• _WHAT TO DO_
If a line of the data below contains the string "replies", copy it into your answer.

(Website and app data records)
================

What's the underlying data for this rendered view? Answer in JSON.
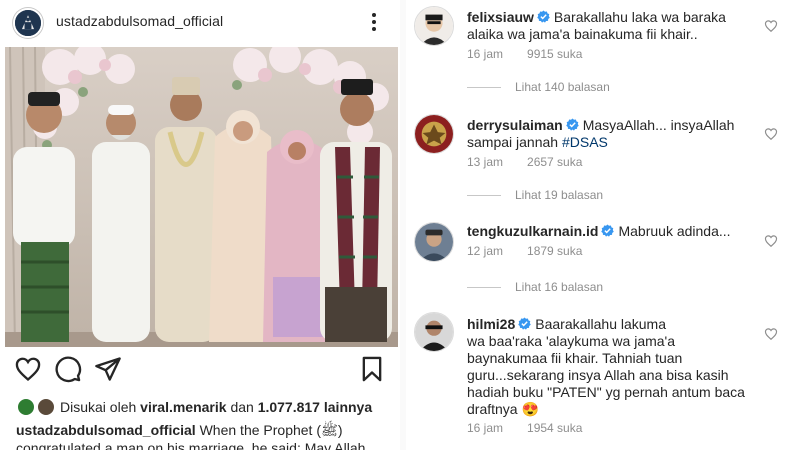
{
  "post": {
    "username": "ustadzabdulsomad_official",
    "liked_by_prefix": "Disukai oleh",
    "liked_by_user": "viral.menarik",
    "liked_by_and": "dan",
    "likes_count": "1.077.817",
    "likes_suffix": "lainnya",
    "caption_user": "ustadzabdulsomad_official",
    "caption_text": "When the Prophet (ﷺ) congratulated a man on his marriage, he said: May Allah"
  },
  "comments": [
    {
      "username": "felixsiauw",
      "text": "Barakallahu laka wa baraka alaika wa jama'a bainakuma fii khair..",
      "time": "16 jam",
      "likes": "9915 suka",
      "replies": "Lihat 140 balasan"
    },
    {
      "username": "derrysulaiman",
      "text_before_tag": "MasyaAllah... insyaAllah sampai jannah ",
      "hashtag": "#DSAS",
      "time": "13 jam",
      "likes": "2657 suka",
      "replies": "Lihat 19 balasan"
    },
    {
      "username": "tengkuzulkarnain.id",
      "text": "Mabruuk adinda...",
      "time": "12 jam",
      "likes": "1879 suka",
      "replies": "Lihat 16 balasan"
    },
    {
      "username": "hilmi28",
      "text_line1": "Baarakallahu lakuma",
      "text_rest": "wa baa'raka 'alaykuma wa jama'a baynakumaa fii khair. Tahniah tuan guru...sekarang insya Allah ana bisa kasih hadiah buku \"PATEN\" yg pernah antum baca draftnya 😍",
      "time": "16 jam",
      "likes": "1954 suka"
    }
  ],
  "icons": {
    "like": "heart-outline-icon",
    "comment": "comment-bubble-icon",
    "share": "paper-plane-icon",
    "save": "bookmark-icon",
    "more": "more-options-icon",
    "verified": "verified-badge-icon"
  },
  "colors": {
    "verified": "#3897f0",
    "text": "#262626",
    "muted": "#8e8e8e",
    "hashtag": "#00376b"
  }
}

================

• _ANSWER AREA_
      "replies": "Lihat 140 balasan"
      "replies": "Lihat 19 balasan"
      "replies": "Lihat 16 balasan"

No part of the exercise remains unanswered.